** Start of Supplied records **

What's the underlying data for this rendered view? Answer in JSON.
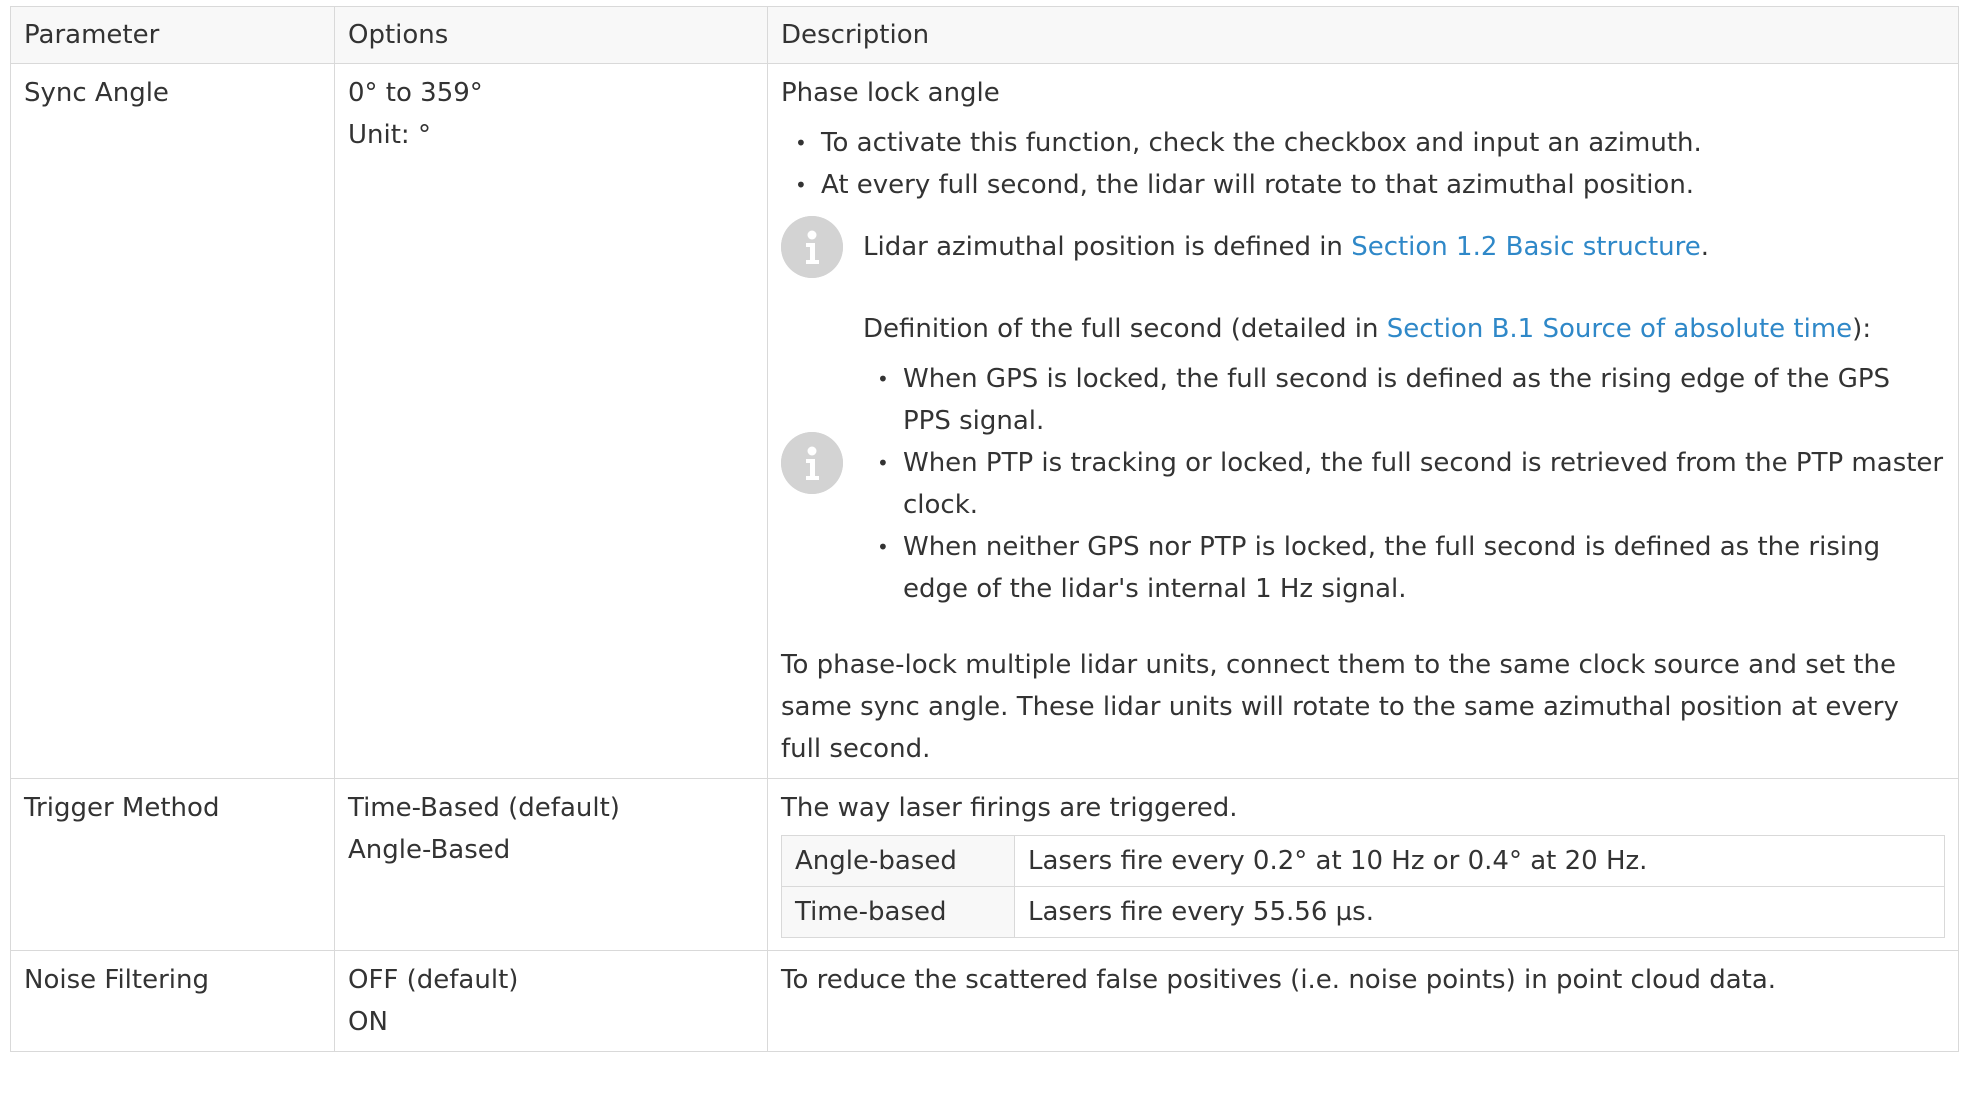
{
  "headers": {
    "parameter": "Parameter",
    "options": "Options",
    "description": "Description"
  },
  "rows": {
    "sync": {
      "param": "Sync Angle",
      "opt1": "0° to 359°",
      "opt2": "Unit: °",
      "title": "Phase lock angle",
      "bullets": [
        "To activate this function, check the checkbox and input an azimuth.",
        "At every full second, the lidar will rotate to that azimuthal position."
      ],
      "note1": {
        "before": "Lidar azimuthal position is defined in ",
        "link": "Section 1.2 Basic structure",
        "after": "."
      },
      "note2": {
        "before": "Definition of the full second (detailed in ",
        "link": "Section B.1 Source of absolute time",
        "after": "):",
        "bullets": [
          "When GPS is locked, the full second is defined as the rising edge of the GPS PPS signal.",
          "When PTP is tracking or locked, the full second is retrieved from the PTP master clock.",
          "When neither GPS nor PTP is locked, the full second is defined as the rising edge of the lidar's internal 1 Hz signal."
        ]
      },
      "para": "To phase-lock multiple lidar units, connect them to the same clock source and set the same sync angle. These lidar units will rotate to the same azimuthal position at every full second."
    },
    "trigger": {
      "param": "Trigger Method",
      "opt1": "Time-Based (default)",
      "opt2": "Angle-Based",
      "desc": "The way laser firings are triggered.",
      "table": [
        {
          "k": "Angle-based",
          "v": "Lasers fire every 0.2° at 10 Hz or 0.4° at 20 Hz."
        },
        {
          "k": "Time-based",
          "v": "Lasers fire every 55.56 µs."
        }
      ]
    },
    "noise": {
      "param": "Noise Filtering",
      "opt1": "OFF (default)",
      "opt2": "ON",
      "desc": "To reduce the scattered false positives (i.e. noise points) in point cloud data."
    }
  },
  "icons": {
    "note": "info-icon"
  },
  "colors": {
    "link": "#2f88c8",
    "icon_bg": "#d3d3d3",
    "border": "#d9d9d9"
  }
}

** End of Supplied records **

Exercise:
Reproduce the whole listing word for word, setting aside any pictures.

The solution:
What's the underlying data for this rendered view? Answer in JSON.
{
  "headers": {
    "parameter": "Parameter",
    "options": "Options",
    "description": "Description"
  },
  "rows": {
    "sync": {
      "param": "Sync Angle",
      "opt1": "0° to 359°",
      "opt2": "Unit: °",
      "title": "Phase lock angle",
      "bullets": [
        "To activate this function, check the checkbox and input an azimuth.",
        "At every full second, the lidar will rotate to that azimuthal position."
      ],
      "note1": {
        "before": "Lidar azimuthal position is defined in ",
        "link": "Section 1.2 Basic structure",
        "after": "."
      },
      "note2": {
        "before": "Definition of the full second (detailed in ",
        "link": "Section B.1 Source of absolute time",
        "after": "):",
        "bullets": [
          "When GPS is locked, the full second is defined as the rising edge of the GPS PPS signal.",
          "When PTP is tracking or locked, the full second is retrieved from the PTP master clock.",
          "When neither GPS nor PTP is locked, the full second is defined as the rising edge of the lidar's internal 1 Hz signal."
        ]
      },
      "para": "To phase-lock multiple lidar units, connect them to the same clock source and set the same sync angle. These lidar units will rotate to the same azimuthal position at every full second."
    },
    "trigger": {
      "param": "Trigger Method",
      "opt1": "Time-Based (default)",
      "opt2": "Angle-Based",
      "desc": "The way laser firings are triggered.",
      "table": [
        {
          "k": "Angle-based",
          "v": "Lasers fire every 0.2° at 10 Hz or 0.4° at 20 Hz."
        },
        {
          "k": "Time-based",
          "v": "Lasers fire every 55.56 µs."
        }
      ]
    },
    "noise": {
      "param": "Noise Filtering",
      "opt1": "OFF (default)",
      "opt2": "ON",
      "desc": "To reduce the scattered false positives (i.e. noise points) in point cloud data."
    }
  },
  "icons": {
    "note": "info-icon"
  },
  "colors": {
    "link": "#2f88c8",
    "icon_bg": "#d3d3d3",
    "border": "#d9d9d9"
  }
}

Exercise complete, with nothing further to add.